Text excerpt -

**********

The bad news is, his ideology has appeared to be gaining in momentum and appeal. I recall the interpretation of CIA counter-terrorism expert Michael Scheuer, publishing under the pseudonym "Anonymous," when he wrote that Bin Laden had been disappointed with the reaction of Muslims to the toppling of the Taliban. Bin Laden had anticipated a public outcry, and a massive uprising. Instead, the Muslim world looked away, acceding, at least tacitly, to what was deemed a justifiable response by the United States. But then we invaded Iraq, and we gave Bin Laden much of what he sought to accomplish in provoking us in response to 9/11. In the words of
Scheuer, "if Osama was a Christian, the invasion of Iraq would have been the Christmas present he long desired but never thought his parents would give him."

**********

Data segment -
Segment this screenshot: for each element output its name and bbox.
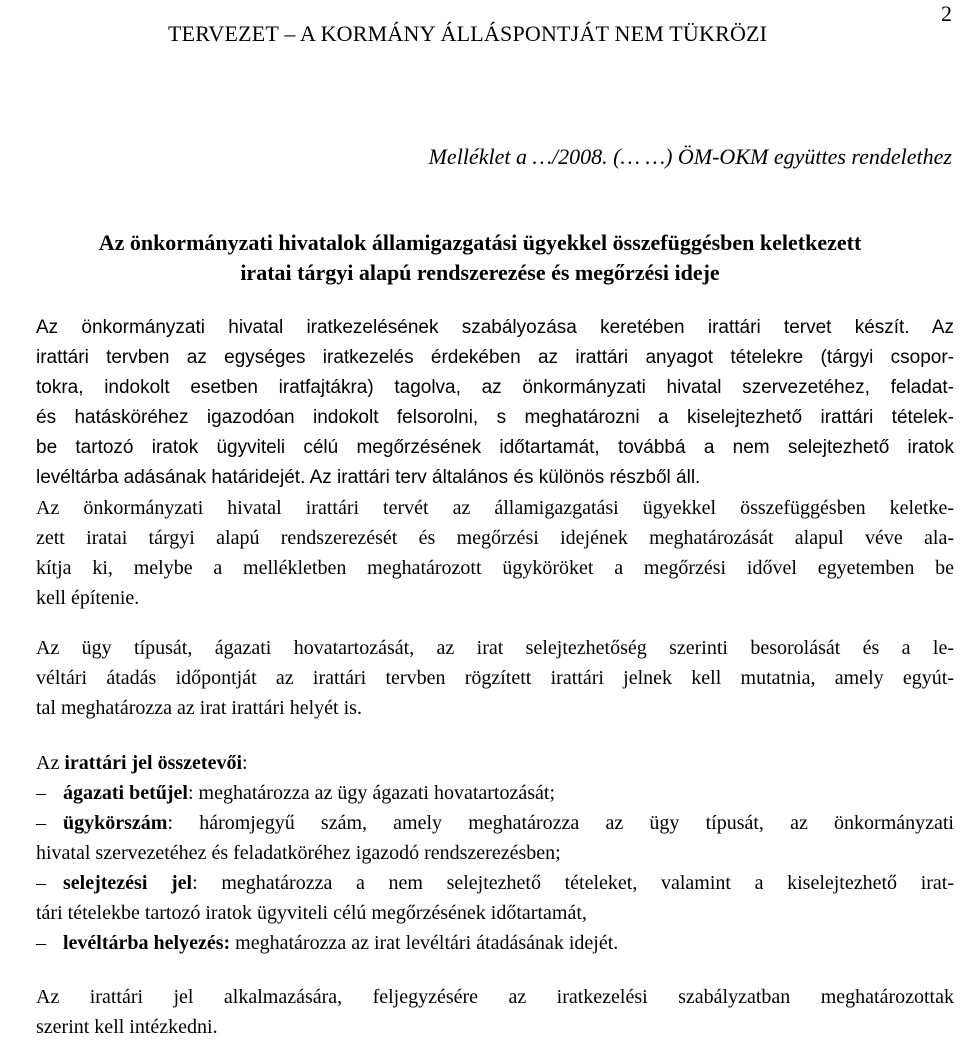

**********

Exercise set -
1. Answer these questions using the passage on Bin Laden and the invasion of Iraq:
(a) Under what pseudonym did Michael Scheuer publish?
(b) What had Bin Laden anticipated in response to the toppling of the Taliban?
(c) According to Scheuer, what would the invasion of Iraq have been if Osama were a Christian?
2. Carry on the passage on Bin Laden and the invasion of Iraq from its final sentence.

Answers by task -
1.
(a) "Anonymous"
(b) A public outcry and a massive uprising.
(c) The Christmas present he long desired but never thought his parents would give him.

2.
I return again to the words of Jason Burke, author of Al-Qaeda: Casting a Shadow of Terror, writing for
Foreign Policy magazine (excellent summary of the issues and a recommended read):

Bin Laden is a propagandist, directing his efforts at attracting those Muslims who have hitherto shunned his extremist message. He knows that only through mass participation in his project will he have any chance of success. His worldview is receiving immeasurably more support around the globe than it was two years ago, let alone 15 years ago when he began serious campaigning. The objective of Western countries is to eliminate the threat of terror, or at least to manage it in a way that does not seriously impinge on the daily lives of its citizens. Bin Laden's aim is to radicalize and mobilize. He is closer to achieving his goals than the West is to deterring him.
But just as I believe the Bush team handed Bin Laden and his fellow travelers a favor in the invasion of Iraq, it appears that Bin Laden and his ilk may have been inspired by the season of gift-giving and are returning the kindness with bit of over-reaching hubris that some critics think is the sole purview of the Bush administration. I am referring to the two most recent videos released by Bin Laden and his erstwhile rival, and current ally, Abu Musab al-Zarqawi.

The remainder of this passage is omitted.